# What is required
Note each line where "endl" appears, and copy it.

--- Begin Stored records ---

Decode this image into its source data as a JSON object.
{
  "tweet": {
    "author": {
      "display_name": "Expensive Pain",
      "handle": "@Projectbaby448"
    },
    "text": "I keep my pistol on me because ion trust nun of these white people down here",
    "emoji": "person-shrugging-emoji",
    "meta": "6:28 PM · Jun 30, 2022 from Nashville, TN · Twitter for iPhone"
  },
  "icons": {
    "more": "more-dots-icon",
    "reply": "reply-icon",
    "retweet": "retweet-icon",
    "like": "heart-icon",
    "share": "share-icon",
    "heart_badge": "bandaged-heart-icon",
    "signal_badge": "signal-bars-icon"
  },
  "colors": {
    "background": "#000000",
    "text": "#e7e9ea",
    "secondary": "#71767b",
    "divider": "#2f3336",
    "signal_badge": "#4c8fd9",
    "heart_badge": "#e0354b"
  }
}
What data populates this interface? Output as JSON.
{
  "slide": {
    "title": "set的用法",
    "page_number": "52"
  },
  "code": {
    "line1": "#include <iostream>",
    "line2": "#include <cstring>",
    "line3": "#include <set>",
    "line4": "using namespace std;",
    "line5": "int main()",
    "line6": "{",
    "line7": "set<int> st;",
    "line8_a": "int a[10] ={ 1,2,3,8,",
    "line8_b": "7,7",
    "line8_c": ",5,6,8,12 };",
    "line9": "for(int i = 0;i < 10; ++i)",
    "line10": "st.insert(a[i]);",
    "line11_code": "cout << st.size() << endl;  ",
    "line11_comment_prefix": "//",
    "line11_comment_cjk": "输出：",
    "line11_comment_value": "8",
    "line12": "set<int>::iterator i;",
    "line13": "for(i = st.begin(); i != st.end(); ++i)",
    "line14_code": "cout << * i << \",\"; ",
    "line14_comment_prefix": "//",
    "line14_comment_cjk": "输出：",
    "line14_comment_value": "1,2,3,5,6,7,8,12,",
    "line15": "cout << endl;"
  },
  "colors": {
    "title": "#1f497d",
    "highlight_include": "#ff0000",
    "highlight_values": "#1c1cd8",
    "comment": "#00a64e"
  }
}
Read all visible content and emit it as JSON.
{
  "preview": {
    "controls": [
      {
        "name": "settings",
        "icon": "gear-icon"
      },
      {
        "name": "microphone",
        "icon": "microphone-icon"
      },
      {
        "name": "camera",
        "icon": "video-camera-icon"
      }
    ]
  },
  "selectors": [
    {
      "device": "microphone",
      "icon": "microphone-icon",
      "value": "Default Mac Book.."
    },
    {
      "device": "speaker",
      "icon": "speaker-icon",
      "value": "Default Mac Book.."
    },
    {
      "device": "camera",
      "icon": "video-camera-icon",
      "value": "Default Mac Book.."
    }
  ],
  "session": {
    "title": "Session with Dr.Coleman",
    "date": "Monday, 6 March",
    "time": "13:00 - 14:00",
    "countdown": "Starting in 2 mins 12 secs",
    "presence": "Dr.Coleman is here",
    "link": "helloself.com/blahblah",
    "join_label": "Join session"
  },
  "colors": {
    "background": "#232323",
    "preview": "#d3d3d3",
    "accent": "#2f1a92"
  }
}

--- End Stored records ---

# Answer to this task
    "line11_code": "cout << st.size() << endl;  ",
    "line15": "cout << endl;"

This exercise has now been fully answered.